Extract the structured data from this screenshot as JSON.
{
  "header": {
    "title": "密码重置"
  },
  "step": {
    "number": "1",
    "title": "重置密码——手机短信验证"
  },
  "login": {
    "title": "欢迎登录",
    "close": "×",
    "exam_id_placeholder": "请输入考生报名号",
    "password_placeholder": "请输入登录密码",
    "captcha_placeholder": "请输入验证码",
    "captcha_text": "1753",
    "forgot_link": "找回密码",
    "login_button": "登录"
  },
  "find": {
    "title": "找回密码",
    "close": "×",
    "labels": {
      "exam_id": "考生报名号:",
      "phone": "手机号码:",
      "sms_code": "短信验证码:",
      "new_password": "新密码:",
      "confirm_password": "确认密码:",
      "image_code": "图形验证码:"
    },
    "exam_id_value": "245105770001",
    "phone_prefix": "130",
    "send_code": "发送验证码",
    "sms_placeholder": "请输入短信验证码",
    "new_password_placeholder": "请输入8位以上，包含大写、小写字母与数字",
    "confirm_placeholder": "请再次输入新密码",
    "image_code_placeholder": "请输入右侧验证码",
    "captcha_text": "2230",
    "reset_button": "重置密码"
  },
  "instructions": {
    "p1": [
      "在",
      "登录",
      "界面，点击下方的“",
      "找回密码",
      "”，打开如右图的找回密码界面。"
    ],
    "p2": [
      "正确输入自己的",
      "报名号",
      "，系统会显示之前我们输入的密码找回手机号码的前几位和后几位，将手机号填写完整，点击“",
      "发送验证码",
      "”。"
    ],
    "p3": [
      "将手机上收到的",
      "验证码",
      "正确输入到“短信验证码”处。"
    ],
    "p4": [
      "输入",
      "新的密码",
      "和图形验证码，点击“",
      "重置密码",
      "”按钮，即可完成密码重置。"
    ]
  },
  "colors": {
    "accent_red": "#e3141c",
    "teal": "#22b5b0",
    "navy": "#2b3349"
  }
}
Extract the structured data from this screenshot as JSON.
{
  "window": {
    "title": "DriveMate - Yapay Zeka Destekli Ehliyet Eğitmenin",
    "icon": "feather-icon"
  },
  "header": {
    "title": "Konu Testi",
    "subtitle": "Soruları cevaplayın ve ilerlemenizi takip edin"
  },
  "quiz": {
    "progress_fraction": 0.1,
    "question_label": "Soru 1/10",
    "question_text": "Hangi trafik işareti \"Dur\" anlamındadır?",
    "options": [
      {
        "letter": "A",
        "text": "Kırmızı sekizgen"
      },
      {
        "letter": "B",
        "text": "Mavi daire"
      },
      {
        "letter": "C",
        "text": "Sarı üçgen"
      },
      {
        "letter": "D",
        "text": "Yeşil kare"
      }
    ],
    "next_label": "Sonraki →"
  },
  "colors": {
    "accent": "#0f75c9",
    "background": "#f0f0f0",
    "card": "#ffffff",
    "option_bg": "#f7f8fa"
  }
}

####

» DESCRIPTION OF THE TASK
The records above should be returned exactly.

» OUTPUT FOR THIS TASK
Extract the structured data from this screenshot as JSON.
{
  "header": {
    "title": "密码重置"
  },
  "step": {
    "number": "1",
    "title": "重置密码——手机短信验证"
  },
  "login": {
    "title": "欢迎登录",
    "close": "×",
    "exam_id_placeholder": "请输入考生报名号",
    "password_placeholder": "请输入登录密码",
    "captcha_placeholder": "请输入验证码",
    "captcha_text": "1753",
    "forgot_link": "找回密码",
    "login_button": "登录"
  },
  "find": {
    "title": "找回密码",
    "close": "×",
    "labels": {
      "exam_id": "考生报名号:",
      "phone": "手机号码:",
      "sms_code": "短信验证码:",
      "new_password": "新密码:",
      "confirm_password": "确认密码:",
      "image_code": "图形验证码:"
    },
    "exam_id_value": "245105770001",
    "phone_prefix": "130",
    "send_code": "发送验证码",
    "sms_placeholder": "请输入短信验证码",
    "new_password_placeholder": "请输入8位以上，包含大写、小写字母与数字",
    "confirm_placeholder": "请再次输入新密码",
    "image_code_placeholder": "请输入右侧验证码",
    "captcha_text": "2230",
    "reset_button": "重置密码"
  },
  "instructions": {
    "p1": [
      "在",
      "登录",
      "界面，点击下方的“",
      "找回密码",
      "”，打开如右图的找回密码界面。"
    ],
    "p2": [
      "正确输入自己的",
      "报名号",
      "，系统会显示之前我们输入的密码找回手机号码的前几位和后几位，将手机号填写完整，点击“",
      "发送验证码",
      "”。"
    ],
    "p3": [
      "将手机上收到的",
      "验证码",
      "正确输入到“短信验证码”处。"
    ],
    "p4": [
      "输入",
      "新的密码",
      "和图形验证码，点击“",
      "重置密码",
      "”按钮，即可完成密码重置。"
    ]
  },
  "colors": {
    "accent_red": "#e3141c",
    "teal": "#22b5b0",
    "navy": "#2b3349"
  }
}
Extract the structured data from this screenshot as JSON.
{
  "window": {
    "title": "DriveMate - Yapay Zeka Destekli Ehliyet Eğitmenin",
    "icon": "feather-icon"
  },
  "header": {
    "title": "Konu Testi",
    "subtitle": "Soruları cevaplayın ve ilerlemenizi takip edin"
  },
  "quiz": {
    "progress_fraction": 0.1,
    "question_label": "Soru 1/10",
    "question_text": "Hangi trafik işareti \"Dur\" anlamındadır?",
    "options": [
      {
        "letter": "A",
        "text": "Kırmızı sekizgen"
      },
      {
        "letter": "B",
        "text": "Mavi daire"
      },
      {
        "letter": "C",
        "text": "Sarı üçgen"
      },
      {
        "letter": "D",
        "text": "Yeşil kare"
      }
    ],
    "next_label": "Sonraki →"
  },
  "colors": {
    "accent": "#0f75c9",
    "background": "#f0f0f0",
    "card": "#ffffff",
    "option_bg": "#f7f8fa"
  }
}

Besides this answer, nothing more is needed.